• **What is asked**
Examine the entries and show every line in which the word "Post" is found.
─── Records for processing
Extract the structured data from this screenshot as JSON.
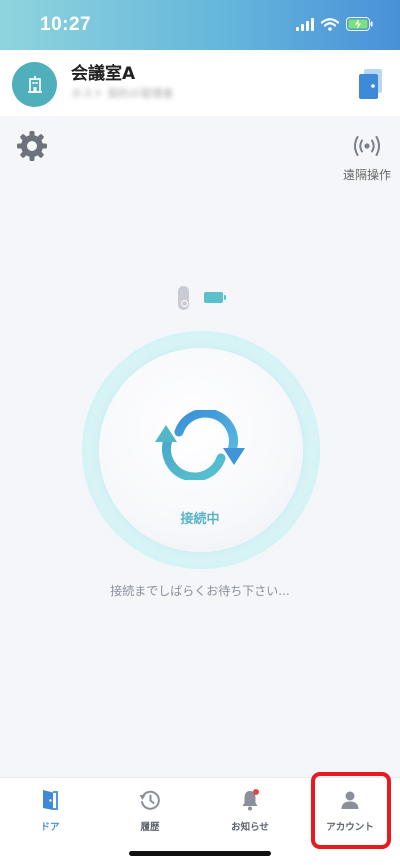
{
  "status_bar": {
    "time": "10:27"
  },
  "header": {
    "room_title": "会議室A",
    "room_subtitle": "ホスト 契約の管理者",
    "avatar_icon": "office-building-icon",
    "switch_icon": "door-switch-icon"
  },
  "controls": {
    "settings_icon": "gear-icon",
    "remote_label": "遠隔操作",
    "remote_icon": "wireless-signal-icon"
  },
  "device": {
    "lock_icon": "smart-lock-icon",
    "battery_icon": "battery-icon"
  },
  "connection": {
    "status_label": "接続中",
    "wait_message": "接続までしばらくお待ち下さい..."
  },
  "tabs": [
    {
      "label": "ドア",
      "icon": "door-icon",
      "active": true
    },
    {
      "label": "履歴",
      "icon": "history-clock-icon",
      "active": false
    },
    {
      "label": "お知らせ",
      "icon": "bell-icon",
      "active": false
    },
    {
      "label": "アカウント",
      "icon": "person-icon",
      "active": false
    }
  ],
  "colors": {
    "accent": "#4a8fd6",
    "teal": "#5bc0c9",
    "highlight": "#e8191f"
  }
}
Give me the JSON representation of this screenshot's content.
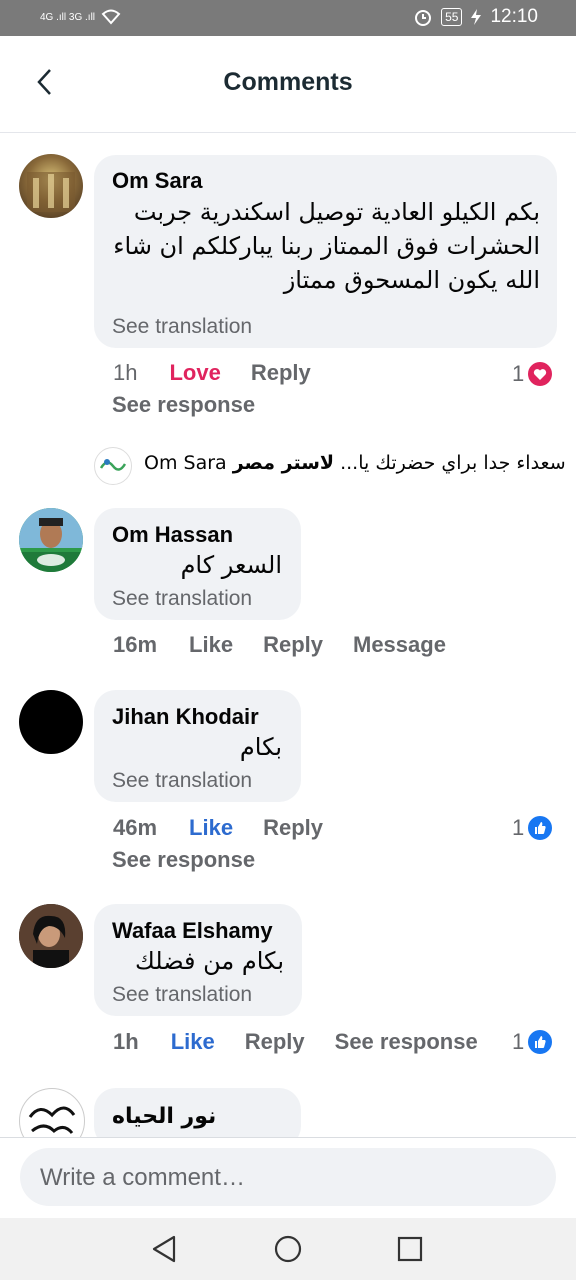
{
  "status": {
    "left_signal": "4G .ıll 3G .ıll",
    "battery": "55",
    "time": "12:10"
  },
  "header": {
    "title": "Comments"
  },
  "comments": [
    {
      "name": "Om Sara",
      "text": "بكم الكيلو العادية توصيل اسكندرية جربت الحشرات فوق الممتاز ربنا يباركلكم ان شاء الله يكون المسحوق ممتاز",
      "translation": "See translation",
      "time": "1h",
      "reaction_action": "Love",
      "reply": "Reply",
      "react_count": "1",
      "see_response": "See response"
    },
    {
      "name": "Om Hassan",
      "text": "السعر كام",
      "translation": "See translation",
      "time": "16m",
      "reaction_action": "Like",
      "reply": "Reply",
      "message": "Message"
    },
    {
      "name": "Jihan Khodair",
      "text": "بكام",
      "translation": "See translation",
      "time": "46m",
      "reaction_action": "Like",
      "reply": "Reply",
      "react_count": "1",
      "see_response": "See response"
    },
    {
      "name": "Wafaa Elshamy",
      "text": "بكام من فضلك",
      "translation": "See translation",
      "time": "1h",
      "reaction_action": "Like",
      "reply": "Reply",
      "see_response": "See response",
      "react_count": "1"
    },
    {
      "name": "نور الحياه"
    }
  ],
  "reply_preview": {
    "author": "لاستر مصر",
    "text": "Om Sara سعداء جدا براي حضرتك يا..."
  },
  "composer": {
    "placeholder": "Write a comment…"
  },
  "colors": {
    "love": "#e0245e",
    "like": "#2d6bcf",
    "bubble": "#f0f2f5"
  }
}
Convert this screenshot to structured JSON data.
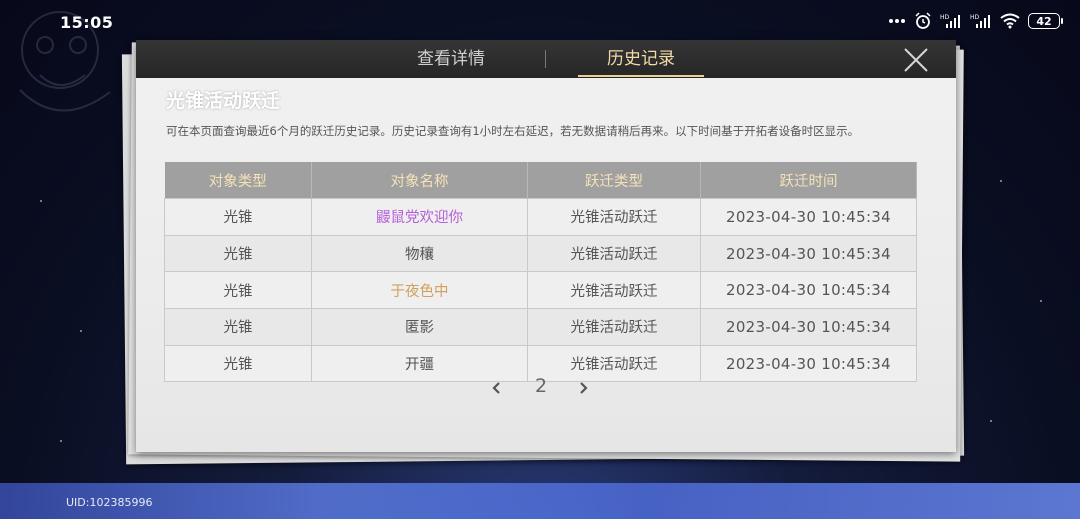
{
  "status_bar": {
    "time": "15:05",
    "battery": "42",
    "icons": [
      "dots-icon",
      "alarm-icon",
      "hd-signal-icon",
      "hd-signal-icon",
      "wifi-icon",
      "battery-icon"
    ]
  },
  "tabs": [
    {
      "label": "查看详情",
      "active": false
    },
    {
      "label": "历史记录",
      "active": true
    }
  ],
  "section_title": "光锥活动跃迁",
  "notice": "可在本页面查询最近6个月的跃迁历史记录。历史记录查询有1小时左右延迟，若无数据请稍后再来。以下时间基于开拓者设备时区显示。",
  "table": {
    "headers": [
      "对象类型",
      "对象名称",
      "跃迁类型",
      "跃迁时间"
    ],
    "rows": [
      {
        "type": "光锥",
        "name": "鼹鼠党欢迎你",
        "name_color": "#b45fd8",
        "warp": "光锥活动跃迁",
        "time": "2023-04-30 10:45:34"
      },
      {
        "type": "光锥",
        "name": "物穰",
        "name_color": "#555555",
        "warp": "光锥活动跃迁",
        "time": "2023-04-30 10:45:34"
      },
      {
        "type": "光锥",
        "name": "于夜色中",
        "name_color": "#d0a15a",
        "warp": "光锥活动跃迁",
        "time": "2023-04-30 10:45:34"
      },
      {
        "type": "光锥",
        "name": "匿影",
        "name_color": "#555555",
        "warp": "光锥活动跃迁",
        "time": "2023-04-30 10:45:34"
      },
      {
        "type": "光锥",
        "name": "开疆",
        "name_color": "#555555",
        "warp": "光锥活动跃迁",
        "time": "2023-04-30 10:45:34"
      }
    ]
  },
  "pagination": {
    "current": "2"
  },
  "uid": "UID:102385996",
  "colors": {
    "tab_active": "#f1dba8",
    "header_bg": "#2e2e2e",
    "table_header_bg": "#a0a0a0",
    "table_header_text": "#f6e2b8"
  }
}
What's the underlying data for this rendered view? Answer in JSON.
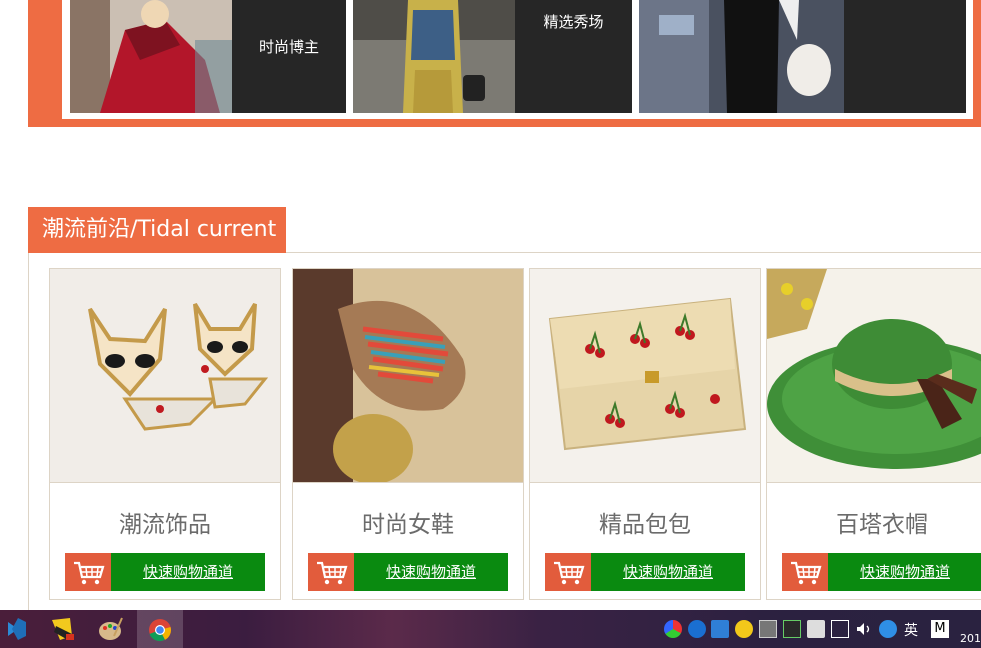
{
  "banner": {
    "tiles": [
      {
        "label": "时尚博主"
      },
      {
        "label": "精选秀场"
      },
      {
        "label": ""
      }
    ]
  },
  "section": {
    "title": "潮流前沿/Tidal current"
  },
  "products": [
    {
      "name": "潮流饰品",
      "button": "快速购物通道"
    },
    {
      "name": "时尚女鞋",
      "button": "快速购物通道"
    },
    {
      "name": "精品包包",
      "button": "快速购物通道"
    },
    {
      "name": "百塔衣帽",
      "button": "快速购物通道"
    }
  ],
  "taskbar": {
    "ime": "英",
    "clock_partial": "201"
  },
  "colors": {
    "accent": "#ee6c43",
    "buy_green": "#0a8a10",
    "cart_red": "#e25c3c"
  }
}
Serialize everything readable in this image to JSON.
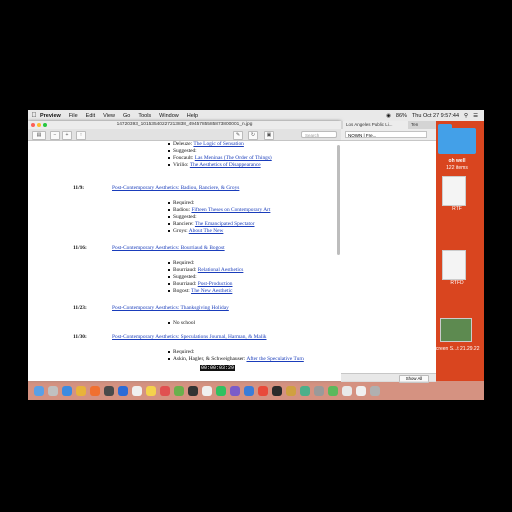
{
  "menubar": {
    "app_name": "Preview",
    "items": [
      "File",
      "Edit",
      "View",
      "Go",
      "Tools",
      "Window",
      "Help"
    ],
    "clock": "Thu Oct 27  9:57:44",
    "battery": "86%"
  },
  "preview": {
    "title": "14720393_10153540227213838_4945785585873800001_n.jpg",
    "search_placeholder": "Search"
  },
  "document": {
    "top_lines": [
      {
        "label": "Deleuze:",
        "link": "The Logic of Sensation"
      },
      {
        "label": "Suggested:",
        "link": ""
      },
      {
        "label": "Foucault:",
        "link": "Las Meninas (The Order of Things)"
      },
      {
        "label": "Virilio:",
        "link": "The Aesthetics of Disappearance"
      }
    ],
    "sessions": [
      {
        "date": "11/9:",
        "heading": "Post-Contemporary Aesthetics: Badiou, Ranciere, & Groys",
        "items": [
          {
            "label": "Required:",
            "link": ""
          },
          {
            "label": "Badiou:",
            "link": "Fifteen Theses on Contemporary Art"
          },
          {
            "label": "Suggested:",
            "link": ""
          },
          {
            "label": "Ranciere:",
            "link": "The Emancipated Spectator"
          },
          {
            "label": "Groys:",
            "link": "About The New"
          }
        ]
      },
      {
        "date": "11/16:",
        "heading": "Post-Contemporary Aesthetics: Bourriaud & Bogost",
        "items": [
          {
            "label": "Required:",
            "link": ""
          },
          {
            "label": "Bourriaud:",
            "link": "Relational Aesthetics"
          },
          {
            "label": "Suggested:",
            "link": ""
          },
          {
            "label": "Bourriaud:",
            "link": "Post-Production"
          },
          {
            "label": "Bogost:",
            "link": "The New Aesthetic"
          }
        ]
      },
      {
        "date": "11/23:",
        "heading": "Post-Contemporary Aesthetics: Thanksgiving Holiday",
        "items": [
          {
            "label": "No school",
            "link": ""
          }
        ]
      },
      {
        "date": "11/30:",
        "heading": "Post-Contemporary Aesthetics: Speculations Journal, Harman, & Malik",
        "items": [
          {
            "label": "Required:",
            "link": ""
          },
          {
            "label": "Askin, Hagler, & Schweighauser:",
            "link": "After the Speculative Turn"
          }
        ]
      }
    ],
    "timecode": "00:00:03:29"
  },
  "browser": {
    "tab1": "Los Angeles Public Li...",
    "tab2": "Ten",
    "address": "NOWN | Fre...",
    "download_button": "Show All"
  },
  "desktop": {
    "folder_label": "oh well",
    "folder_count": "122 items",
    "file1_label": "RTF",
    "file2_label": "RTFD",
    "file3_label": "Screen S...t 21.29.22"
  },
  "colors": {
    "desktop_bg": "#d9451f",
    "link": "#1a3dbb",
    "folder": "#43a0e8"
  }
}
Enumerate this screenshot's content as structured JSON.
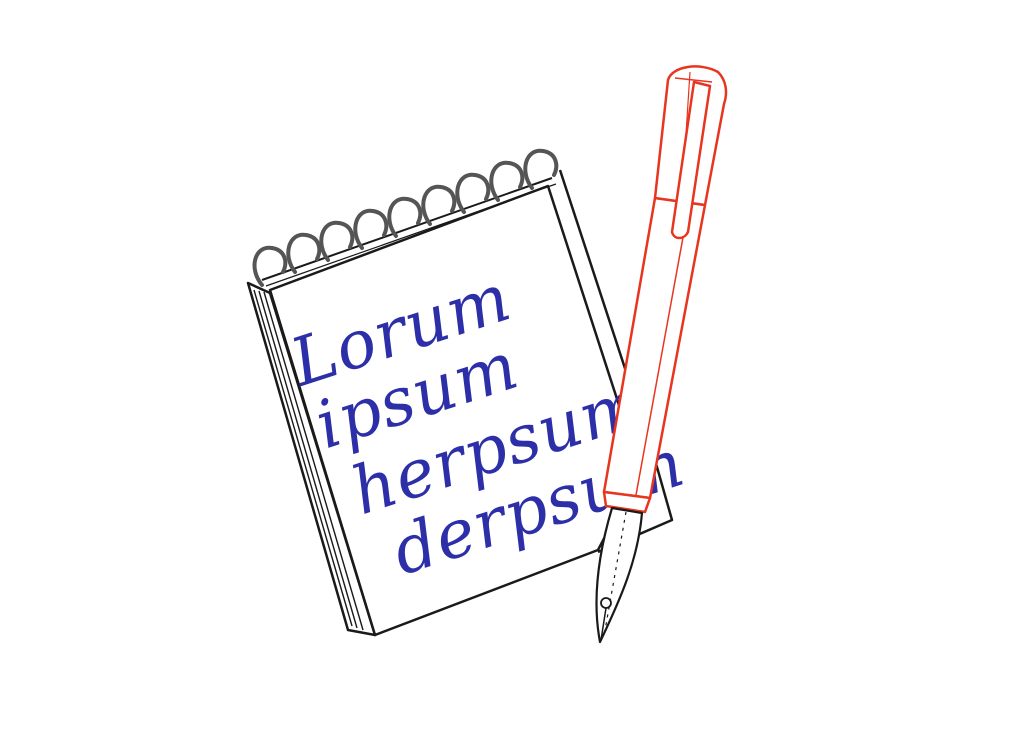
{
  "illustration": {
    "notepad": {
      "lines": [
        "Lorum",
        "ipsum",
        "herpsum",
        "derpsum"
      ]
    },
    "colors": {
      "ink_blue": "#2d2fa8",
      "pen_red": "#e8351f",
      "outline": "#1a1a1a",
      "spiral": "#555555",
      "background": "#ffffff"
    }
  }
}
──────
• **Finished task**
        "heading": "Post-Contemporary Aesthetics: Badiou, Ranciere, & Groys",
        "heading": "Post-Contemporary Aesthetics: Bourriaud & Bogost",
            "link": "Post-Production"
        "heading": "Post-Contemporary Aesthetics: Thanksgiving Holiday",
        "heading": "Post-Contemporary Aesthetics: Speculations Journal, Harman, & Malik",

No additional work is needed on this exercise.